Data lines:
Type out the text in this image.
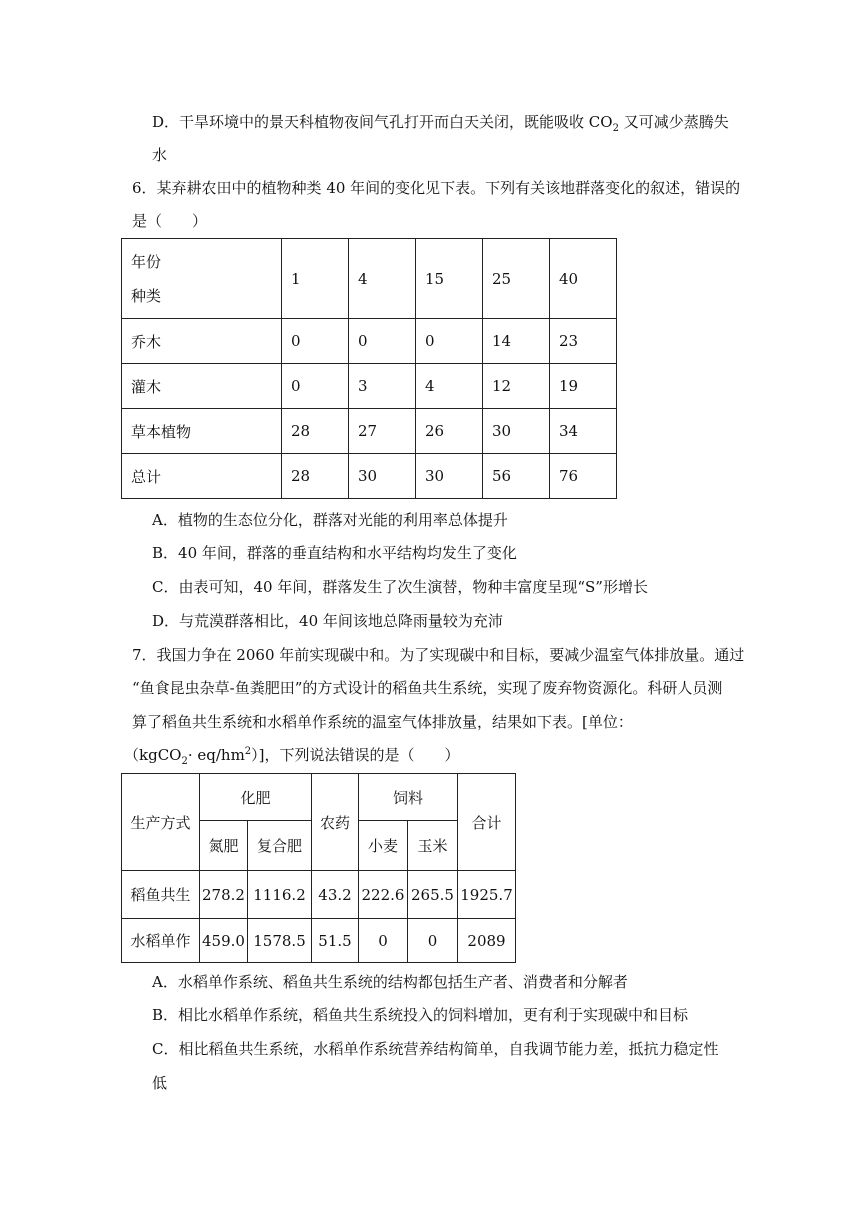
D．干旱环境中的景天科植物夜间气孔打开而白天关闭，既能吸收 $CO_2$ 又可减少蒸腾失
水
6．某弃耕农田中的植物种类 40 年间的变化见下表。下列有关该地群落变化的叙述，错误的
是（　　）
年份
种类	1	4	15	25	40
乔木	0	0	0	14	23
灌木	0	3	4	12	19
草本植物	28	27	26	30	34
总计	28	30	30	56	76
A．植物的生态位分化，群落对光能的利用率总体提升
B．40 年间，群落的垂直结构和水平结构均发生了变化
C．由表可知，40 年间，群落发生了次生演替，物种丰富度呈现“S”形增长
D．与荒漠群落相比，40 年间该地总降雨量较为充沛
7．我国力争在 2060 年前实现碳中和。为了实现碳中和目标，要减少温室气体排放量。通过
“鱼食昆虫杂草-鱼粪肥田”的方式设计的稻鱼共生系统，实现了废弃物资源化。科研人员测
算了稻鱼共生系统和水稻单作系统的温室气体排放量，结果如下表。[单位：
（kgCO$_2$· $eq/hm^2$）]，下列说法错误的是（　　）
生产方式	化肥		农药	饲料		合计
	氮肥	复合肥		小麦	玉米	
稻鱼共生	278.2	1116.2	43.2	222.6	265.5	1925.7
水稻单作	459.0	1578.5	51.5	0	0	2089
A．水稻单作系统、稻鱼共生系统的结构都包括生产者、消费者和分解者
B．相比水稻单作系统，稻鱼共生系统投入的饲料增加，更有利于实现碳中和目标
C．相比稻鱼共生系统，水稻单作系统营养结构简单，自我调节能力差，抵抗力稳定性
低
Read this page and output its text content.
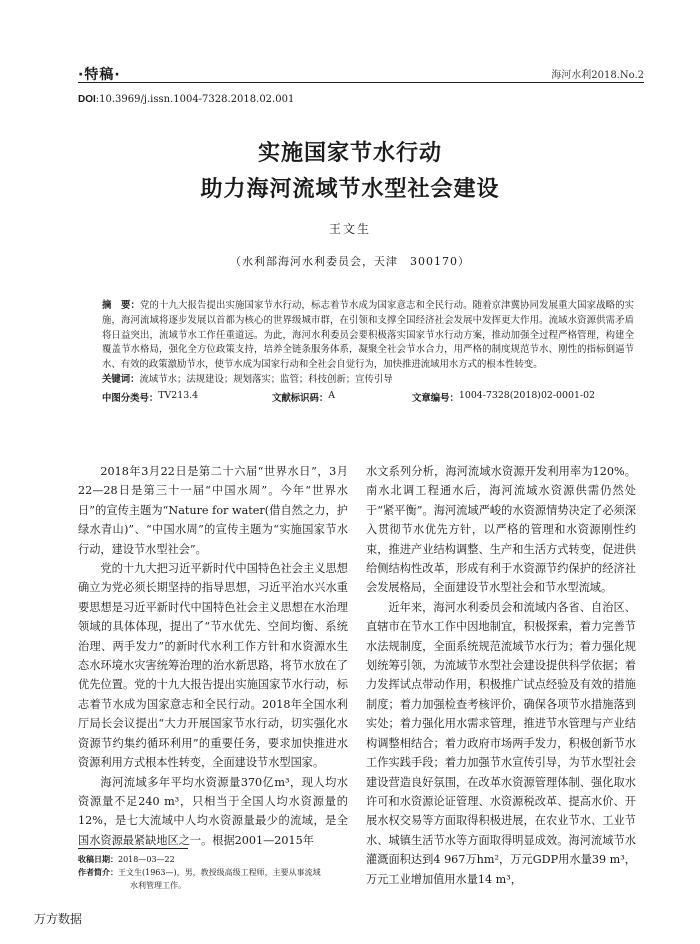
·特稿·	海河水利2018.No.2
DOI:10.3969/j.issn.1004-7328.2018.02.001
实施国家节水行动
助力海河流域节水型社会建设
王文生
（水利部海河水利委员会，天津　300170）
摘　要：党的十九大报告提出实施国家节水行动，标志着节水成为国家意志和全民行动。随着京津冀协同发展重大国家战略的实施，海河流域将逐步发展以首都为核心的世界级城市群，在引领和支撑全国经济社会发展中发挥更大作用。流域水资源供需矛盾将日益突出，流域节水工作任重道远。为此，海河水利委员会要积极落实国家节水行动方案，推动加强全过程严格管理，构建全覆盖节水格局，强化全方位政策支持，培养全链条服务体系，凝聚全社会节水合力，用严格的制度规范节水、刚性的指标倒逼节水、有效的政策激励节水，使节水成为国家行动和全社会自觉行为，加快推进流域用水方式的根本性转变。
关键词：流域节水；法规建设；规划落实；监管；科技创新；宣传引导
中图分类号： TV213.4	文献标识码： A	文章编号： 1004-7328(2018)02-0001-02

2018年3月22日是第二十六届“世界水日”，3月22—28日是第三十一届“中国水周”。今年“世界水日”的宣传主题为“Nature for water(借自然之力，护绿水青山)”、“中国水周”的宣传主题为“实施国家节水行动，建设节水型社会”。

党的十九大把习近平新时代中国特色社会主义思想确立为党必须长期坚持的指导思想，习近平治水兴水重要思想是习近平新时代中国特色社会主义思想在水治理领域的具体体现，提出了“节水优先、空间均衡、系统治理、两手发力”的新时代水利工作方针和水资源水生态水环境水灾害统筹治理的治水新思路，将节水放在了优先位置。党的十九大报告提出实施国家节水行动，标志着节水成为国家意志和全民行动。2018年全国水利厅局长会议提出“大力开展国家节水行动，切实强化水资源节约集约循环利用”的重要任务，要求加快推进水资源利用方式根本性转变，全面建设节水型国家。

海河流域多年平均水资源量370亿m³，现人均水资源量不足240 m³，只相当于全国人均水资源量的12%，是七大流域中人均水资源量最少的流域，是全国水资源最紧缺地区之一。根据2001—2015年

水文系列分析，海河流域水资源开发利用率为120%。南水北调工程通水后，海河流域水资源供需仍然处于“紧平衡”。海河流域严峻的水资源情势决定了必须深入贯彻节水优先方针，以严格的管理和水资源刚性约束，推进产业结构调整、生产和生活方式转变，促进供给侧结构性改革，形成有利于水资源节约保护的经济社会发展格局，全面建设节水型社会和节水型流域。

近年来，海河水利委员会和流域内各省、自治区、直辖市在节水工作中因地制宜，积极探索，着力完善节水法规制度，全面系统规范流域节水行为；着力强化规划统筹引领，为流域节水型社会建设提供科学依据；着力发挥试点带动作用，积极推广试点经验及有效的措施制度；着力加强检查考核评价，确保各项节水措施落到实处；着力强化用水需求管理，推进节水管理与产业结构调整相结合；着力政府市场两手发力，积极创新节水工作实践手段；着力加强节水宣传引导，为节水型社会建设营造良好氛围，在改革水资源管理体制、强化取水许可和水资源论证管理、水资源税改革、提高水价、开展水权交易等方面取得积极进展，在农业节水、工业节水、城镇生活节水等方面取得明显成效。海河流域节水灌溉面积达到4 967万hm²，万元GDP用水量39 m³，万元工业增加值用水量14 m³，

收稿日期：2018—03—22
作者简介：王文生(1963—)，男，教授级高级工程师，主要从事流域
水利管理工作。
万方数据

Short exercise: From the records above, pull out each line that has "标志着节水成为国家意志和全民行动".

Task solution:
摘　要：党的十九大报告提出实施国家节水行动，标志着节水成为国家意志和全民行动。随着京津冀协同发展重大国家战略的实施，海河流域将逐步发展以首都为核心的世界级城市群，在引领和支撑全国经济社会发展中发挥更大作用。流域水资源供需矛盾将日益突出，流域节水工作任重道远。为此，海河水利委员会要积极落实国家节水行动方案，推动加强全过程严格管理，构建全覆盖节水格局，强化全方位政策支持，培养全链条服务体系，凝聚全社会节水合力，用严格的制度规范节水、刚性的指标倒逼节水、有效的政策激励节水，使节水成为国家行动和全社会自觉行为，加快推进流域用水方式的根本性转变。
党的十九大把习近平新时代中国特色社会主义思想确立为党必须长期坚持的指导思想，习近平治水兴水重要思想是习近平新时代中国特色社会主义思想在水治理领域的具体体现，提出了“节水优先、空间均衡、系统治理、两手发力”的新时代水利工作方针和水资源水生态水环境水灾害统筹治理的治水新思路，将节水放在了优先位置。党的十九大报告提出实施国家节水行动，标志着节水成为国家意志和全民行动。2018年全国水利厅局长会议提出“大力开展国家节水行动，切实强化水资源节约集约循环利用”的重要任务，要求加快推进水资源利用方式根本性转变，全面建设节水型国家。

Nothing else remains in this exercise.